### Exercise objective
Spot each line in the records below where the word "engagement" occurs, then copy it.

———

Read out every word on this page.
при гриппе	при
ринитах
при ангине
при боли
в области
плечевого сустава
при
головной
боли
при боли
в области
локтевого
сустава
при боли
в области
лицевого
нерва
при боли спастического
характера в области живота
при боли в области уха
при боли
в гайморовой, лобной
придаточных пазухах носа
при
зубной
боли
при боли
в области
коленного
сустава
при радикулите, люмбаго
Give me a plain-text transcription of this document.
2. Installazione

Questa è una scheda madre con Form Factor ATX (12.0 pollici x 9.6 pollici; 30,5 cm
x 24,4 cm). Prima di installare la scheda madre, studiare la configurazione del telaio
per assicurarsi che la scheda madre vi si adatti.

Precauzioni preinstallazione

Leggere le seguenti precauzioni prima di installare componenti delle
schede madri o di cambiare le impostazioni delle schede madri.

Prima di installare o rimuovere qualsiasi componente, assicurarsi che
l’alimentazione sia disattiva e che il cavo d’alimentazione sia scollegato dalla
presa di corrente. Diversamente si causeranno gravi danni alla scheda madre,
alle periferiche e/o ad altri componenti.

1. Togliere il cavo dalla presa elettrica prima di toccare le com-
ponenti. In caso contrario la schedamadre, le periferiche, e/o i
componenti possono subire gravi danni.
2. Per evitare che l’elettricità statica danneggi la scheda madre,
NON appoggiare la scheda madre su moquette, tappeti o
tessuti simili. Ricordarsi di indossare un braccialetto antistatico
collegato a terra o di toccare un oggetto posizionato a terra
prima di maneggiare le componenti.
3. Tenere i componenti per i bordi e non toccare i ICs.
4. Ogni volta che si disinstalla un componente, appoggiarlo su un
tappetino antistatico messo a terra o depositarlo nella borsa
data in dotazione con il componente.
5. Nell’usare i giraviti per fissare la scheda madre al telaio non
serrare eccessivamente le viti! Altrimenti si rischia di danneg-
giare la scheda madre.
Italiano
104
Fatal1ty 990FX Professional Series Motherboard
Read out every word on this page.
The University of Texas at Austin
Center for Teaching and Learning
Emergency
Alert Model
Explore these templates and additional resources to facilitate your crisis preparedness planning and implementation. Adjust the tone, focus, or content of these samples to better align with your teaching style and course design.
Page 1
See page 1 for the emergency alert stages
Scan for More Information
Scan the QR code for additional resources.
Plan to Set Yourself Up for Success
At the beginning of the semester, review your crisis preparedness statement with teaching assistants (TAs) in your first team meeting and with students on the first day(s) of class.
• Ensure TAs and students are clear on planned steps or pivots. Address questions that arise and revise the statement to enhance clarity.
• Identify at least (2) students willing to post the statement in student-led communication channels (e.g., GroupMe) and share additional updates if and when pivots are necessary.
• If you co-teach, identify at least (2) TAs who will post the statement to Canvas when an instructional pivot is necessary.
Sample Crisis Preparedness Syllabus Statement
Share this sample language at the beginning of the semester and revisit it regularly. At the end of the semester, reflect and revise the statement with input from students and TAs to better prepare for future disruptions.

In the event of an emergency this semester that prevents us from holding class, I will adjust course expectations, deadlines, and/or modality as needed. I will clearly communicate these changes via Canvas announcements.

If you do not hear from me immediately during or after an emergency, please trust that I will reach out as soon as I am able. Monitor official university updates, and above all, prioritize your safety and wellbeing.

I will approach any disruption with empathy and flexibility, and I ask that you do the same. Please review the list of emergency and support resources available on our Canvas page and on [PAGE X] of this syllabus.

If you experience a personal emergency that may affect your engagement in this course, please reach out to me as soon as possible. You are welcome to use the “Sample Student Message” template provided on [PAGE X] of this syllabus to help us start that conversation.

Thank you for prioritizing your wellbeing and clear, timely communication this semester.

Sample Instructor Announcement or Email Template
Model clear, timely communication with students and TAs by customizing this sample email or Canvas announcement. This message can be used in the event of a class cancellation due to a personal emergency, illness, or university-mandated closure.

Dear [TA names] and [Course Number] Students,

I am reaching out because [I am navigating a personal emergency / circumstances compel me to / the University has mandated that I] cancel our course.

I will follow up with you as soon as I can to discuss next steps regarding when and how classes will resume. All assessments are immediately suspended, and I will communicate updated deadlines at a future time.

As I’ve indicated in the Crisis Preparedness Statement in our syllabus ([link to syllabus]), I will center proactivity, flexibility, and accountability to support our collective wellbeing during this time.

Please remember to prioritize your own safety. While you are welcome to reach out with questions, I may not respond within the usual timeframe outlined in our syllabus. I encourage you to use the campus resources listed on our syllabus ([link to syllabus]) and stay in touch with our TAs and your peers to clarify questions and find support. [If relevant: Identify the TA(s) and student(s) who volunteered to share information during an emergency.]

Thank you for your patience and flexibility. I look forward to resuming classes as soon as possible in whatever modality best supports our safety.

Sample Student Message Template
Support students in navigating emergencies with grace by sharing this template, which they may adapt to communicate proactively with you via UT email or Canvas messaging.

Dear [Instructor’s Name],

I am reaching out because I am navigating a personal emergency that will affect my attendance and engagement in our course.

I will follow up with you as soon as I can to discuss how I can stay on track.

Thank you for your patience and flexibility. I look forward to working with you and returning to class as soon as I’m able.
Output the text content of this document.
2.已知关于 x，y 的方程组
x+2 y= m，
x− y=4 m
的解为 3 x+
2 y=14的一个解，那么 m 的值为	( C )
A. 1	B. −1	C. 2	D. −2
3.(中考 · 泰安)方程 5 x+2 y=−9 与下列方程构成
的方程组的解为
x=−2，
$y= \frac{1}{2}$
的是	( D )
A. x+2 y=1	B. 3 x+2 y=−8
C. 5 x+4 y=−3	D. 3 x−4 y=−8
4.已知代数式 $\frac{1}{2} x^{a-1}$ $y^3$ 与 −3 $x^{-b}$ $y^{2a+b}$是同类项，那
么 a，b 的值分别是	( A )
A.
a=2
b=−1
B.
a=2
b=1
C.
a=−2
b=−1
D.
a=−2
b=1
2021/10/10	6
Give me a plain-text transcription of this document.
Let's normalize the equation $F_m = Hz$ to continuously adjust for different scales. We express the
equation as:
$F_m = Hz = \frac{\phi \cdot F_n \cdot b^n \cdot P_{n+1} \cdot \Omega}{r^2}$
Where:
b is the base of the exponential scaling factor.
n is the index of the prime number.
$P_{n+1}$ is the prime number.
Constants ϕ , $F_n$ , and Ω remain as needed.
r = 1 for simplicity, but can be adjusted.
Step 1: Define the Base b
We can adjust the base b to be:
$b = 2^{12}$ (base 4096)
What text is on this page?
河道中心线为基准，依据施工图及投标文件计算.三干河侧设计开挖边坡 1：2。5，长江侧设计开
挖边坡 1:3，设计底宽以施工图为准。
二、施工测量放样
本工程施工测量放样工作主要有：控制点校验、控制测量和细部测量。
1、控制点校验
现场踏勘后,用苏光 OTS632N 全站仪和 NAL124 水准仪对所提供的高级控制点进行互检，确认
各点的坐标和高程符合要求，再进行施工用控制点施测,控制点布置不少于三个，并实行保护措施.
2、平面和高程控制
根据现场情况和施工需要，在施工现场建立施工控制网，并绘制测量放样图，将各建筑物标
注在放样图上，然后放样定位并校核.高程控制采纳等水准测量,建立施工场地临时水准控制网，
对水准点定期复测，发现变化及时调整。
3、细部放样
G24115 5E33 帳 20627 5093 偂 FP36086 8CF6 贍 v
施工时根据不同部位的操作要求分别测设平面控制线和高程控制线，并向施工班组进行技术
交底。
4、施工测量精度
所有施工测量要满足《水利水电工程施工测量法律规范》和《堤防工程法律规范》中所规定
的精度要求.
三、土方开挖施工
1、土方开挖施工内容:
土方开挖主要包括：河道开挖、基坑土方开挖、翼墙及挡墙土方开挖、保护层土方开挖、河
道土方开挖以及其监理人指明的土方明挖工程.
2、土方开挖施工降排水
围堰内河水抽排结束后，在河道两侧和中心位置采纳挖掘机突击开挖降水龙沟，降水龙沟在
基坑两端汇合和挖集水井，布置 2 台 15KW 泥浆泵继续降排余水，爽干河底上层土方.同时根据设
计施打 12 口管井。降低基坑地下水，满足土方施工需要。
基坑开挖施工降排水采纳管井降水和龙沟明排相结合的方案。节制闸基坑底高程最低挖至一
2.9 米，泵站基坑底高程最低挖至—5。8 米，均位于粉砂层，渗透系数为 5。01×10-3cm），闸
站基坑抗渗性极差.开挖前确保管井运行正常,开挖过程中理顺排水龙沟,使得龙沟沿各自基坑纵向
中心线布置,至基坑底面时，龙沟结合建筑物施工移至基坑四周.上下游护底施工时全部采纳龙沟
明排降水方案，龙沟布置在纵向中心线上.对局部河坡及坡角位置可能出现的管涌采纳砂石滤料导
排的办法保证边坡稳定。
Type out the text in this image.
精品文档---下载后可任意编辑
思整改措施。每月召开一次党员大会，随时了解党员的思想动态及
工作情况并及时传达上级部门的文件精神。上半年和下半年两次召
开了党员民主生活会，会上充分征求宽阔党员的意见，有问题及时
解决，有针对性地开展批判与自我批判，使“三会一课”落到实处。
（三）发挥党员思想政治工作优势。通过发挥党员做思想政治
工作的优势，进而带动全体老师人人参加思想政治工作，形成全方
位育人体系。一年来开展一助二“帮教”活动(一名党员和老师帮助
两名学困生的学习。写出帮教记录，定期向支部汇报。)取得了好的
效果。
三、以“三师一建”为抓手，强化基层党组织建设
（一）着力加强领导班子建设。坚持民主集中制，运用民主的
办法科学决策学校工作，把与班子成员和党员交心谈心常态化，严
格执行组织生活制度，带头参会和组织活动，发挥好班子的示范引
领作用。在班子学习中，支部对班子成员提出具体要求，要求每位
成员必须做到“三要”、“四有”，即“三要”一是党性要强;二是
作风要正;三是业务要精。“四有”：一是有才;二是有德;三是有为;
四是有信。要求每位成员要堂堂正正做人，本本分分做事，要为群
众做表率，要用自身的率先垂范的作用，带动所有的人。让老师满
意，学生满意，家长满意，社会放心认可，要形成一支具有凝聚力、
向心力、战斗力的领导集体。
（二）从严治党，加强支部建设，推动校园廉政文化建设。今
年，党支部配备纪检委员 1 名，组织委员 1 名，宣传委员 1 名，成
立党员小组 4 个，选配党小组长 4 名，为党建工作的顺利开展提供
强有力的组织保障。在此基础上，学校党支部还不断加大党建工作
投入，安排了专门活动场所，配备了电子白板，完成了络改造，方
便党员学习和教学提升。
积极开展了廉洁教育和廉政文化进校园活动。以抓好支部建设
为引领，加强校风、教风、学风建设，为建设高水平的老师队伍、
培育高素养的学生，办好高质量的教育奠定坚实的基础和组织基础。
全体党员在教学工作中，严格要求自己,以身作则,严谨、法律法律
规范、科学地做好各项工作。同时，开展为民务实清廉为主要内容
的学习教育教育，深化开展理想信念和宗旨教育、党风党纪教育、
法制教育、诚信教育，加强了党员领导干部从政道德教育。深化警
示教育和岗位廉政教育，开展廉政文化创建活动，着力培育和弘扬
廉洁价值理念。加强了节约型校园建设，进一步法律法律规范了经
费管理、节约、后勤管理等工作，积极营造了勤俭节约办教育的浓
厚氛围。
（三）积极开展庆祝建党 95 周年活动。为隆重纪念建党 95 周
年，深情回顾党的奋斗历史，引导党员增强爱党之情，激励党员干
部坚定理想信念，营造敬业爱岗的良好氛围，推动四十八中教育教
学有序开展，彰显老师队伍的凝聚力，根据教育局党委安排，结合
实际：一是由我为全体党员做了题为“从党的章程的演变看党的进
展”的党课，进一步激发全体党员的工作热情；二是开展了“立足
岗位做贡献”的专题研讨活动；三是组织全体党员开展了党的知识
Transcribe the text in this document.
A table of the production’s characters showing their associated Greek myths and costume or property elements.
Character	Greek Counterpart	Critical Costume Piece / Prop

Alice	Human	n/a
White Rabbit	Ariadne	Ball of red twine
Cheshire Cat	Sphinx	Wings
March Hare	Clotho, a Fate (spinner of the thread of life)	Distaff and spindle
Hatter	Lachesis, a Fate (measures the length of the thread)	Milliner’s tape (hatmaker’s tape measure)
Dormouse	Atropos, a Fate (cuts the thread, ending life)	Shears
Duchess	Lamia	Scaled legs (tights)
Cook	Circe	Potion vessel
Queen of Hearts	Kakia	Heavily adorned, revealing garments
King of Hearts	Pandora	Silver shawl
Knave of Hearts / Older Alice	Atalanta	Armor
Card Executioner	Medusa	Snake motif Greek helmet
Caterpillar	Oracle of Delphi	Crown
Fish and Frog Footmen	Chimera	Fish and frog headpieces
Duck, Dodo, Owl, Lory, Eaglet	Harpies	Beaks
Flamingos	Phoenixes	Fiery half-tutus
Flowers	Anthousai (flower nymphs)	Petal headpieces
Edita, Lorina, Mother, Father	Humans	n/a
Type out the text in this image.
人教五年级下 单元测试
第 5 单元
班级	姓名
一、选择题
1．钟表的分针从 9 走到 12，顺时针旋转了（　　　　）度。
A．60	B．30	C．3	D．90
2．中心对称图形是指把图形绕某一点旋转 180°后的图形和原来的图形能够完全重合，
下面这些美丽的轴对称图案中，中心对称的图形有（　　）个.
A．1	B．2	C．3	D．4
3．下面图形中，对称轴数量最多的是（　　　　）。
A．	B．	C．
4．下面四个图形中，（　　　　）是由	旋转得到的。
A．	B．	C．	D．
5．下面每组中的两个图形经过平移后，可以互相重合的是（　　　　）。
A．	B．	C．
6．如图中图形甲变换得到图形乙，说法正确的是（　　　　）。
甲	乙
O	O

———

### Completed exercise
If you experience a personal emergency that may affect your engagement in this course, please reach out to me as soon as possible. You are welcome to use the “Sample Student Message” template provided on [PAGE X] of this syllabus to help us start that conversation.
I am reaching out because I am navigating a personal emergency that will affect my attendance and engagement in our course.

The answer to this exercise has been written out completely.